INSTRUCTIONS TO FOLLOW:
Type every record exactly as it appears.

*** DATA ROWS

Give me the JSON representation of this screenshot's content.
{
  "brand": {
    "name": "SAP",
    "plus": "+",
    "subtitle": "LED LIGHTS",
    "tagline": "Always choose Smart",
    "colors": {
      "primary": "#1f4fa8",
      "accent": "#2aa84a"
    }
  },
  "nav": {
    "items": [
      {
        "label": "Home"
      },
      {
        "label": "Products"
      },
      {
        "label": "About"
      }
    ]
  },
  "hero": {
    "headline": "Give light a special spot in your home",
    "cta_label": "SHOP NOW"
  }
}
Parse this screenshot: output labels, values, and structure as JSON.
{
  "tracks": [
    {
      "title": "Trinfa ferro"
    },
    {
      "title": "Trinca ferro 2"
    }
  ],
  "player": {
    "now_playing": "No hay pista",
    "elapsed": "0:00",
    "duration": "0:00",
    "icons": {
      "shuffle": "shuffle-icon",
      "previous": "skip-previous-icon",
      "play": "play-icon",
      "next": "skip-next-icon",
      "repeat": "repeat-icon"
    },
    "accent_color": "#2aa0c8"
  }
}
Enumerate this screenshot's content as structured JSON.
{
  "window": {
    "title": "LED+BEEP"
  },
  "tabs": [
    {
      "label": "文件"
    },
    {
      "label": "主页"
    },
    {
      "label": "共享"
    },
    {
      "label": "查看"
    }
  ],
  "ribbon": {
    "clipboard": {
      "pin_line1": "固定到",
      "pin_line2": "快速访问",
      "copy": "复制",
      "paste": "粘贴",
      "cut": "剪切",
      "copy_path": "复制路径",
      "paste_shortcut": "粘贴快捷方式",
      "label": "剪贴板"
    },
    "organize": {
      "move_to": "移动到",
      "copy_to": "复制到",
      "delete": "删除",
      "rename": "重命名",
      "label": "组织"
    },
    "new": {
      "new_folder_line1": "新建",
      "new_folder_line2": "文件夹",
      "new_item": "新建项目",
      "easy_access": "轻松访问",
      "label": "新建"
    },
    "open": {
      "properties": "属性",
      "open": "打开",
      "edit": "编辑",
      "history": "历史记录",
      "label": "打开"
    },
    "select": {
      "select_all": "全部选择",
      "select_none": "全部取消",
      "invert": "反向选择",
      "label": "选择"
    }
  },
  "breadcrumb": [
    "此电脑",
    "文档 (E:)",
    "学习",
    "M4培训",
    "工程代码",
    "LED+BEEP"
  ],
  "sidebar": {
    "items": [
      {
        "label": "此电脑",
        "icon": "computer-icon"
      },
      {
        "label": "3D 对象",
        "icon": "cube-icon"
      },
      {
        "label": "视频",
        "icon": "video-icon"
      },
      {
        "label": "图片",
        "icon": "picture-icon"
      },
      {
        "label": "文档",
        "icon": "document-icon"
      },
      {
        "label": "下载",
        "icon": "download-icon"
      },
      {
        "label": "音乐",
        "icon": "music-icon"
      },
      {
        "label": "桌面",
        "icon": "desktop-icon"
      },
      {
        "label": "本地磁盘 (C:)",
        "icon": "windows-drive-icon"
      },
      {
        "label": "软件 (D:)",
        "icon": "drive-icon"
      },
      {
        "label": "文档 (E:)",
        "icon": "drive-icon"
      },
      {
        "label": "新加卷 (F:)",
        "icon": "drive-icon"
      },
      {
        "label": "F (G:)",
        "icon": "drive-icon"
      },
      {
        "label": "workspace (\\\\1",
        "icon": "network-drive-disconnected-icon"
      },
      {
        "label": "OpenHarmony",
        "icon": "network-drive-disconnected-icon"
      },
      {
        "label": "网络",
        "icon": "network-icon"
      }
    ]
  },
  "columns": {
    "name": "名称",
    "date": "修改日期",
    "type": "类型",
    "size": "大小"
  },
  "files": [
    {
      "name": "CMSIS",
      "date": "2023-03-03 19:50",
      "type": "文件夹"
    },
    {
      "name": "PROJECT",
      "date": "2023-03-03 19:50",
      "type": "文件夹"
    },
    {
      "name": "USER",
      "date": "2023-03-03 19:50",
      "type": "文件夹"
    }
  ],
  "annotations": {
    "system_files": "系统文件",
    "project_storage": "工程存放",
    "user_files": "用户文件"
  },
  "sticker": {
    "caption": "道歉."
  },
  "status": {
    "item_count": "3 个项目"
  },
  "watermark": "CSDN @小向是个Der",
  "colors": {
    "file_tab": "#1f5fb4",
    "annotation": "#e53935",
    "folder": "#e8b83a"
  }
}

******

REPLY:
Give me the JSON representation of this screenshot's content.
{
  "brand": {
    "name": "SAP",
    "plus": "+",
    "subtitle": "LED LIGHTS",
    "tagline": "Always choose Smart",
    "colors": {
      "primary": "#1f4fa8",
      "accent": "#2aa84a"
    }
  },
  "nav": {
    "items": [
      {
        "label": "Home"
      },
      {
        "label": "Products"
      },
      {
        "label": "About"
      }
    ]
  },
  "hero": {
    "headline": "Give light a special spot in your home",
    "cta_label": "SHOP NOW"
  }
}
Parse this screenshot: output labels, values, and structure as JSON.
{
  "tracks": [
    {
      "title": "Trinfa ferro"
    },
    {
      "title": "Trinca ferro 2"
    }
  ],
  "player": {
    "now_playing": "No hay pista",
    "elapsed": "0:00",
    "duration": "0:00",
    "icons": {
      "shuffle": "shuffle-icon",
      "previous": "skip-previous-icon",
      "play": "play-icon",
      "next": "skip-next-icon",
      "repeat": "repeat-icon"
    },
    "accent_color": "#2aa0c8"
  }
}
Enumerate this screenshot's content as structured JSON.
{
  "window": {
    "title": "LED+BEEP"
  },
  "tabs": [
    {
      "label": "文件"
    },
    {
      "label": "主页"
    },
    {
      "label": "共享"
    },
    {
      "label": "查看"
    }
  ],
  "ribbon": {
    "clipboard": {
      "pin_line1": "固定到",
      "pin_line2": "快速访问",
      "copy": "复制",
      "paste": "粘贴",
      "cut": "剪切",
      "copy_path": "复制路径",
      "paste_shortcut": "粘贴快捷方式",
      "label": "剪贴板"
    },
    "organize": {
      "move_to": "移动到",
      "copy_to": "复制到",
      "delete": "删除",
      "rename": "重命名",
      "label": "组织"
    },
    "new": {
      "new_folder_line1": "新建",
      "new_folder_line2": "文件夹",
      "new_item": "新建项目",
      "easy_access": "轻松访问",
      "label": "新建"
    },
    "open": {
      "properties": "属性",
      "open": "打开",
      "edit": "编辑",
      "history": "历史记录",
      "label": "打开"
    },
    "select": {
      "select_all": "全部选择",
      "select_none": "全部取消",
      "invert": "反向选择",
      "label": "选择"
    }
  },
  "breadcrumb": [
    "此电脑",
    "文档 (E:)",
    "学习",
    "M4培训",
    "工程代码",
    "LED+BEEP"
  ],
  "sidebar": {
    "items": [
      {
        "label": "此电脑",
        "icon": "computer-icon"
      },
      {
        "label": "3D 对象",
        "icon": "cube-icon"
      },
      {
        "label": "视频",
        "icon": "video-icon"
      },
      {
        "label": "图片",
        "icon": "picture-icon"
      },
      {
        "label": "文档",
        "icon": "document-icon"
      },
      {
        "label": "下载",
        "icon": "download-icon"
      },
      {
        "label": "音乐",
        "icon": "music-icon"
      },
      {
        "label": "桌面",
        "icon": "desktop-icon"
      },
      {
        "label": "本地磁盘 (C:)",
        "icon": "windows-drive-icon"
      },
      {
        "label": "软件 (D:)",
        "icon": "drive-icon"
      },
      {
        "label": "文档 (E:)",
        "icon": "drive-icon"
      },
      {
        "label": "新加卷 (F:)",
        "icon": "drive-icon"
      },
      {
        "label": "F (G:)",
        "icon": "drive-icon"
      },
      {
        "label": "workspace (\\\\1",
        "icon": "network-drive-disconnected-icon"
      },
      {
        "label": "OpenHarmony",
        "icon": "network-drive-disconnected-icon"
      },
      {
        "label": "网络",
        "icon": "network-icon"
      }
    ]
  },
  "columns": {
    "name": "名称",
    "date": "修改日期",
    "type": "类型",
    "size": "大小"
  },
  "files": [
    {
      "name": "CMSIS",
      "date": "2023-03-03 19:50",
      "type": "文件夹"
    },
    {
      "name": "PROJECT",
      "date": "2023-03-03 19:50",
      "type": "文件夹"
    },
    {
      "name": "USER",
      "date": "2023-03-03 19:50",
      "type": "文件夹"
    }
  ],
  "annotations": {
    "system_files": "系统文件",
    "project_storage": "工程存放",
    "user_files": "用户文件"
  },
  "sticker": {
    "caption": "道歉."
  },
  "status": {
    "item_count": "3 个项目"
  },
  "watermark": "CSDN @小向是个Der",
  "colors": {
    "file_tab": "#1f5fb4",
    "annotation": "#e53935",
    "folder": "#e8b83a"
  }
}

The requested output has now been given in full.